§ **Records to use**
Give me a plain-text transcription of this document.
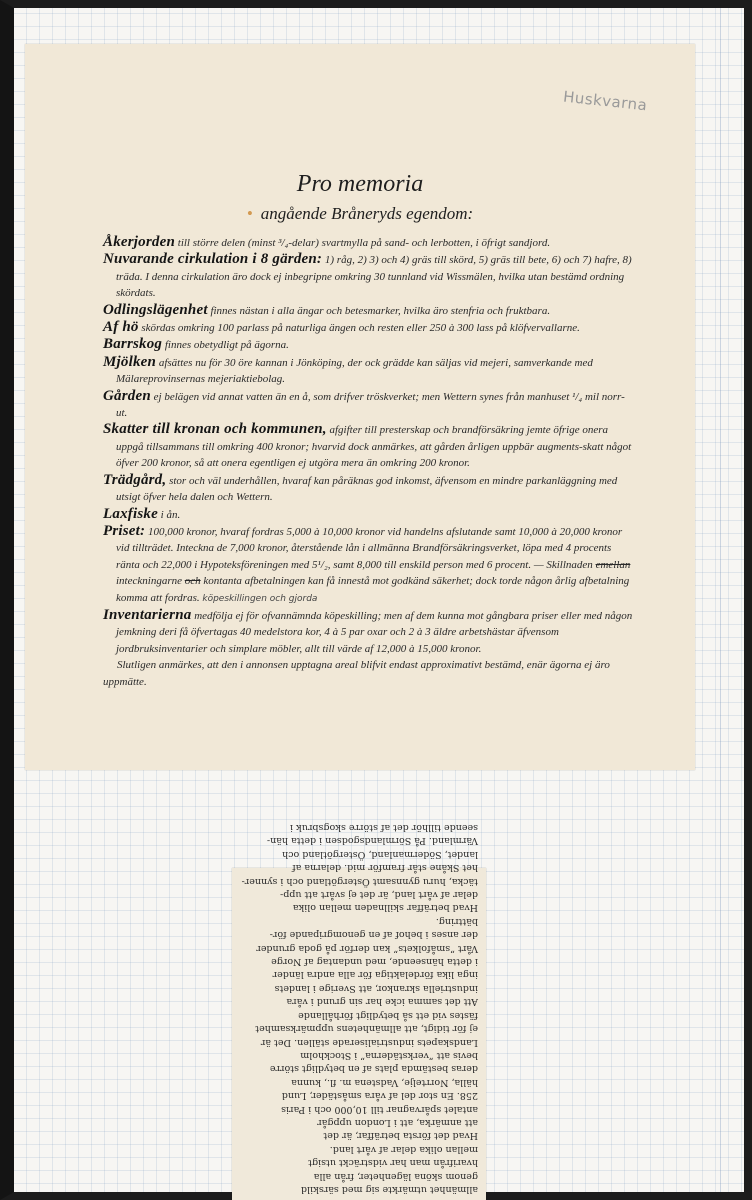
Huskvarna
Pro memoria
• angående Bråneryds egendom:

Åkerjorden till större delen (minst ³/₄-delar) svartmylla på sand- och lerbotten, i öfrigt sandjord.

Nuvarande cirkulation i 8 gärden: 1) råg, 2) 3) och 4) gräs till skörd, 5) gräs till bete, 6) och 7) hafre, 8) träda. I denna cirkulation äro dock ej inbegripne omkring 30 tunnland vid Wissmälen, hvilka utan bestämd ordning skördats.

Odlingslägenhet finnes nästan i alla ängar och betesmarker, hvilka äro stenfria och fruktbara.

Af hö skördas omkring 100 parlass på naturliga ängen och resten eller 250 à 300 lass på klöfvervallarne.

Barrskog finnes obetydligt på ägorna.

Mjölken afsättes nu för 30 öre kannan i Jönköping, der ock grädde kan säljas vid mejeri, samverkande med Mälareprovinsernas mejeriaktiebolag.

Gården ej belägen vid annat vatten än en å, som drifver tröskverket; men Wettern synes från manhuset ¹/₄ mil norr-ut.

Skatter till kronan och kommunen, afgifter till presterskap och brandförsäkring jemte öfrige onera uppgå tillsammans till omkring 400 kronor; hvarvid dock anmärkes, att gården årligen uppbär augments-skatt något öfver 200 kronor, så att onera egentligen ej utgöra mera än omkring 200 kronor.

Trädgård, stor och väl underhållen, hvaraf kan påräknas god inkomst, äfvensom en mindre parkanläggning med utsigt öfver hela dalen och Wettern.

Laxfiske i ån.

Priset: 100,000 kronor, hvaraf fordras 5,000 à 10,000 kronor vid handelns afslutande samt 10,000 à 20,000 kronor vid tillträdet. Inteckna de 7,000 kronor, återstående lån i allmänna Brandförsäkringsverket, löpa med 4 procents ränta och 22,000 i Hypoteksföreningen med 5¹/₂, samt 8,000 till enskild person med 6 procent. — Skillnaden emellan inteckningarne och kontanta afbetalningen kan få innestå mot godkänd säkerhet; dock torde någon årlig afbetalning komma att fordras. köpeskillingen och gjorda

Inventarierna medfölja ej för ofvannämnda köpeskilling; men af dem kunna mot gångbara priser eller med någon jemkning deri få öfvertagas 40 medelstora kor, 4 à 5 par oxar och 2 à 3 äldre arbetshästar äfvensom jordbruksinventarier och simplare möbler, allt till värde af 12,000 à 15,000 kronor.

Slutligen anmärkes, att den i annonsen upptagna areal blifvit endast approximativt bestämd, enär ägorna ej äro uppmätte.

allmänhet utmärkte sig med särskild
genom sköna lägenheter, från alla
hvarifrån man har vidsträckt utsigt
mellan olika delar af vårt land.
Hvad det första beträffar, är det
att anmärka, att i London uppgår
antalet spårvagnar till 10,000 och i Paris
258. En stor del af våra småstäder, Lund
hälla, Norrtelje, Vadstena m. fl., kunna
deras bestämda plats af en betydligt större
bevis att ”verkstäderna” i Stockholm
Landskapets industrialiserade ställen. Det är
ej för tidigt, att allmänhetens uppmärksamhet
fästes vid ett så betydligt förhållande
Att det samma icke har sin grund i våra
industriella skrankor, att Sverige i landets
inga lika fördelaktiga för alla andra länder
i detta hänseende, med undantag af Norge
Vårt ”småfolkets” kan derför på goda grunder
der anses i behof af en genomgripande för-
bättring.
Hvad beträffar skillnaden mellan olika
delar af vårt land, är det ej svårt att upp-
täcka, huru gynnsamt Östergötland och i synner-
het Skåne står framför mid. delarna af
landet, Södermanland, Östergötland och
Värmland. På Sörmlandsgodsen i detta hän-
seende tillhör det af större skogsbruk i
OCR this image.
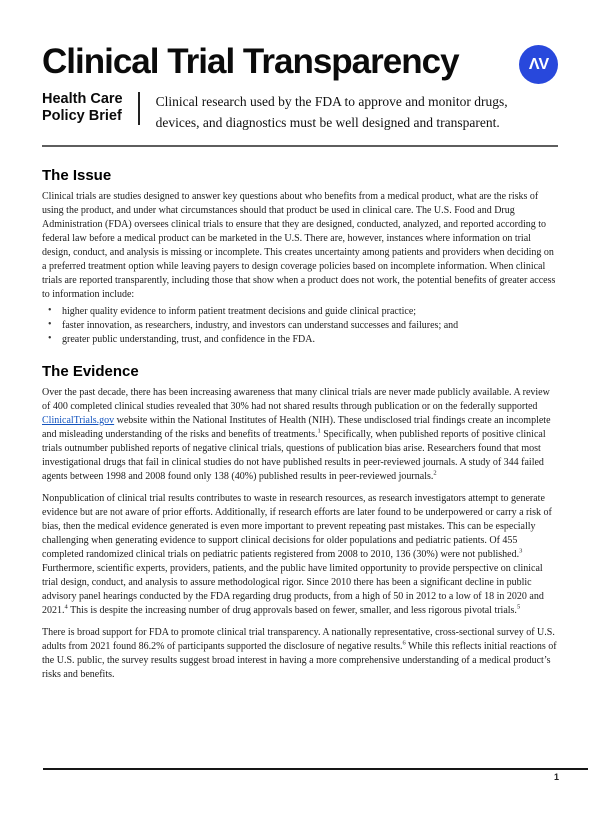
Clinical Trial Transparency	ΛV
Health Care
Policy Brief

Clinical research used by the FDA to approve and monitor drugs,
devices, and diagnostics must be well designed and transparent.

The Issue

Clinical trials are studies designed to answer key questions about who benefits from a medical product, what are the risks of using the product, and under what circumstances should that product be used in clinical care. The U.S. Food and Drug Administration (FDA) oversees clinical trials to ensure that they are designed, conducted, analyzed, and reported according to federal law before a medical product can be marketed in the U.S. There are, however, instances where information on trial design, conduct, and analysis is missing or incomplete. This creates uncertainty among patients and providers when deciding on a preferred treatment option while leaving payers to design coverage policies based on incomplete information. When clinical trials are reported transparently, including those that show when a product does not work, the potential benefits of greater access to information include:

• higher quality evidence to inform patient treatment decisions and guide clinical practice;
• faster innovation, as researchers, industry, and investors can understand successes and failures; and
• greater public understanding, trust, and confidence in the FDA.
The Evidence

Over the past decade, there has been increasing awareness that many clinical trials are never made publicly available. A review of 400 completed clinical studies revealed that 30% had not shared results through publication or on the federally supported ClinicalTrials.gov website within the National Institutes of Health (NIH). These undisclosed trial findings create an incomplete and misleading understanding of the risks and benefits of treatments.$^1$ Specifically, when published reports of positive clinical trials outnumber published reports of negative clinical trials, questions of publication bias arise. Researchers found that most investigational drugs that fail in clinical studies do not have published results in peer-reviewed journals. A study of 344 failed agents between 1998 and 2008 found only 138 (40%) published results in peer-reviewed journals.$^2$

Nonpublication of clinical trial results contributes to waste in research resources, as research investigators attempt to generate evidence but are not aware of prior efforts. Additionally, if research efforts are later found to be underpowered or carry a risk of bias, then the medical evidence generated is even more important to prevent repeating past mistakes. This can be especially challenging when generating evidence to support clinical decisions for older populations and pediatric patients. Of 455 completed randomized clinical trials on pediatric patients registered from 2008 to 2010, 136 (30%) were not published.$^3$ Furthermore, scientific experts, providers, patients, and the public have limited opportunity to provide perspective on clinical trial design, conduct, and analysis to assure methodological rigor. Since 2010 there has been a significant decline in public advisory panel hearings conducted by the FDA regarding drug products, from a high of 50 in 2012 to a low of 18 in 2020 and 2021.$^4$ This is despite the increasing number of drug approvals based on fewer, smaller, and less rigorous pivotal trials.$^5$

There is broad support for FDA to promote clinical trial transparency. A nationally representative, cross-sectional survey of U.S. adults from 2021 found 86.2% of participants supported the disclosure of negative results.$^6$ While this reflects initial reactions of the U.S. public, the survey results suggest broad interest in having a more comprehensive understanding of a medical product’s risks and benefits.

1
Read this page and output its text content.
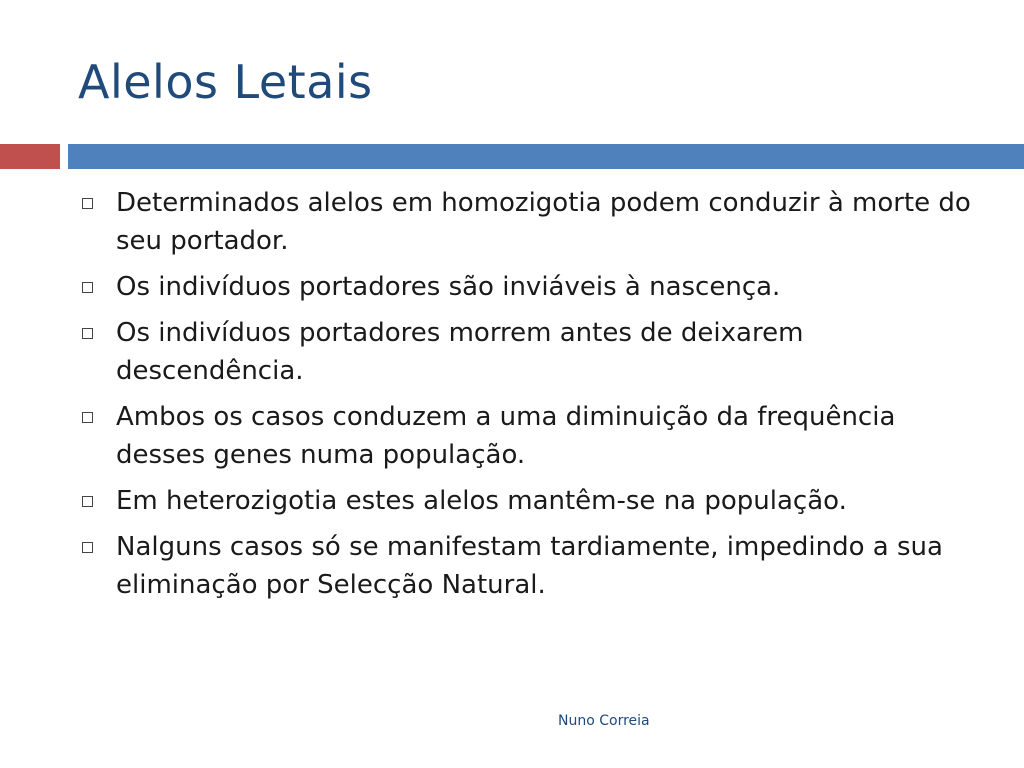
Alelos Letais
Determinados alelos em homozigotia podem conduzir à morte do seu portador.
Os indivíduos portadores são inviáveis à nascença.
Os indivíduos portadores morrem antes de deixarem descendência.
Ambos os casos conduzem a uma diminuição da frequência desses genes numa população.
Em heterozigotia estes alelos mantêm-se na população.
Nalguns casos só se manifestam tardiamente, impedindo a sua eliminação por Selecção Natural.
Nuno Correia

§ **What to work on**
The lines in the records above that include the word "beträffar" must be copied out.

§ **Answer to the problem**
Hvad det första beträffar, är det
Hvad beträffar skillnaden mellan olika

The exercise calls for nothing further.